**Task statement:**
Copy every line of the material below word for word.

**Records provided:**
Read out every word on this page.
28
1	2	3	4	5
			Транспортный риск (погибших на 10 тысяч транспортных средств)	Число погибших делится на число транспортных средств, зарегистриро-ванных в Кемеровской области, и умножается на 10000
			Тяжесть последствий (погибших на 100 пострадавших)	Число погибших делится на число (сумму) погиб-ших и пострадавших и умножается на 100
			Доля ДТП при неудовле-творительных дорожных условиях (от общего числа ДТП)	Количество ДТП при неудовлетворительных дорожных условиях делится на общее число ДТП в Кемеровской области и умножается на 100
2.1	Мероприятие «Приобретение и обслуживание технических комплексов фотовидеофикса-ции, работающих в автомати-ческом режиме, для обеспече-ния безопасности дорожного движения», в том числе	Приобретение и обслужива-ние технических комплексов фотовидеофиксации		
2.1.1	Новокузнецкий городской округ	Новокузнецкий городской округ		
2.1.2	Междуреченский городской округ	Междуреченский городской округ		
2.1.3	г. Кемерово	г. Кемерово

**Final answer:**
Read out every word on this page.
28
1	2	3	4	5
			Транспортный риск (погибших на 10 тысяч транспортных средств)	Число погибших делится на число транспортных средств, зарегистриро-ванных в Кемеровской области, и умножается на 10000
			Тяжесть последствий (погибших на 100 пострадавших)	Число погибших делится на число (сумму) погиб-ших и пострадавших и умножается на 100
			Доля ДТП при неудовле-творительных дорожных условиях (от общего числа ДТП)	Количество ДТП при неудовлетворительных дорожных условиях делится на общее число ДТП в Кемеровской области и умножается на 100
2.1	Мероприятие «Приобретение и обслуживание технических комплексов фотовидеофикса-ции, работающих в автомати-ческом режиме, для обеспече-ния безопасности дорожного движения», в том числе	Приобретение и обслужива-ние технических комплексов фотовидеофиксации		
2.1.1	Новокузнецкий городской округ	Новокузнецкий городской округ		
2.1.2	Междуреченский городской округ	Междуреченский городской округ		
2.1.3	г. Кемерово	г. Кемерово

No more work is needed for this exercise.